Extract the listing below in full, unchanged.

>> start

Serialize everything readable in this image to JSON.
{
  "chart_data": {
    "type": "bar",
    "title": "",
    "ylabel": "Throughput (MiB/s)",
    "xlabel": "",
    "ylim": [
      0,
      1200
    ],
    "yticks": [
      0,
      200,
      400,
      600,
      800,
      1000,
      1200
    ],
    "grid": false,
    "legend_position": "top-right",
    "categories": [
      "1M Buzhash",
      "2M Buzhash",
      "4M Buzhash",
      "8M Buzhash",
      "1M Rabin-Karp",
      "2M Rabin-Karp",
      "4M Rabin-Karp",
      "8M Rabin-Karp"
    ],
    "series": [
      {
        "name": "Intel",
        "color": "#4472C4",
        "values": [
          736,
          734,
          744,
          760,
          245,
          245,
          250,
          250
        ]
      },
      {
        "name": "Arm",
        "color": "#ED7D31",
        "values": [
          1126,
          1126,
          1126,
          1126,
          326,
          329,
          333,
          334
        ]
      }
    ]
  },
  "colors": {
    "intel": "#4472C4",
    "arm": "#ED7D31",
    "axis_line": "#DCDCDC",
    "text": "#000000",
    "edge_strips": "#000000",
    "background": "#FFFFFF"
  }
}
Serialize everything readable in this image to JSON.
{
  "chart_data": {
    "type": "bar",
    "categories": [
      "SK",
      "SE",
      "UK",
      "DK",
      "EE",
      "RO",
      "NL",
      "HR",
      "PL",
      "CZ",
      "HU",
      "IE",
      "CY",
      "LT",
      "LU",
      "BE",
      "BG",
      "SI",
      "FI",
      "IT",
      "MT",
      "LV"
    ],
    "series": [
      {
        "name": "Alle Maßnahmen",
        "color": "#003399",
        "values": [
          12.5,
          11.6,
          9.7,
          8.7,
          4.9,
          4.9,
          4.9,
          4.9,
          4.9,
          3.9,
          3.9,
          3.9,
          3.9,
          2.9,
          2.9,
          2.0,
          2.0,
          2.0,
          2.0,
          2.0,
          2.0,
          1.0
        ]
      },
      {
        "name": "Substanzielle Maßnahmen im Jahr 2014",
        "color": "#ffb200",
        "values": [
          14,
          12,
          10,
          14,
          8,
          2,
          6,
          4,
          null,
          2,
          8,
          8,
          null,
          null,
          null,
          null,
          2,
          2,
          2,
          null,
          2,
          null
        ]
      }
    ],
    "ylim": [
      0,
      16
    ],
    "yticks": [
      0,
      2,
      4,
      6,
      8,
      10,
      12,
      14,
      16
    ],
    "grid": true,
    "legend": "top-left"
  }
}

>> end

_Reply_
Serialize everything readable in this image to JSON.
{
  "chart_data": {
    "type": "bar",
    "title": "",
    "ylabel": "Throughput (MiB/s)",
    "xlabel": "",
    "ylim": [
      0,
      1200
    ],
    "yticks": [
      0,
      200,
      400,
      600,
      800,
      1000,
      1200
    ],
    "grid": false,
    "legend_position": "top-right",
    "categories": [
      "1M Buzhash",
      "2M Buzhash",
      "4M Buzhash",
      "8M Buzhash",
      "1M Rabin-Karp",
      "2M Rabin-Karp",
      "4M Rabin-Karp",
      "8M Rabin-Karp"
    ],
    "series": [
      {
        "name": "Intel",
        "color": "#4472C4",
        "values": [
          736,
          734,
          744,
          760,
          245,
          245,
          250,
          250
        ]
      },
      {
        "name": "Arm",
        "color": "#ED7D31",
        "values": [
          1126,
          1126,
          1126,
          1126,
          326,
          329,
          333,
          334
        ]
      }
    ]
  },
  "colors": {
    "intel": "#4472C4",
    "arm": "#ED7D31",
    "axis_line": "#DCDCDC",
    "text": "#000000",
    "edge_strips": "#000000",
    "background": "#FFFFFF"
  }
}
Serialize everything readable in this image to JSON.
{
  "chart_data": {
    "type": "bar",
    "categories": [
      "SK",
      "SE",
      "UK",
      "DK",
      "EE",
      "RO",
      "NL",
      "HR",
      "PL",
      "CZ",
      "HU",
      "IE",
      "CY",
      "LT",
      "LU",
      "BE",
      "BG",
      "SI",
      "FI",
      "IT",
      "MT",
      "LV"
    ],
    "series": [
      {
        "name": "Alle Maßnahmen",
        "color": "#003399",
        "values": [
          12.5,
          11.6,
          9.7,
          8.7,
          4.9,
          4.9,
          4.9,
          4.9,
          4.9,
          3.9,
          3.9,
          3.9,
          3.9,
          2.9,
          2.9,
          2.0,
          2.0,
          2.0,
          2.0,
          2.0,
          2.0,
          1.0
        ]
      },
      {
        "name": "Substanzielle Maßnahmen im Jahr 2014",
        "color": "#ffb200",
        "values": [
          14,
          12,
          10,
          14,
          8,
          2,
          6,
          4,
          null,
          2,
          8,
          8,
          null,
          null,
          null,
          null,
          2,
          2,
          2,
          null,
          2,
          null
        ]
      }
    ],
    "ylim": [
      0,
      16
    ],
    "yticks": [
      0,
      2,
      4,
      6,
      8,
      10,
      12,
      14,
      16
    ],
    "grid": true,
    "legend": "top-left"
  }
}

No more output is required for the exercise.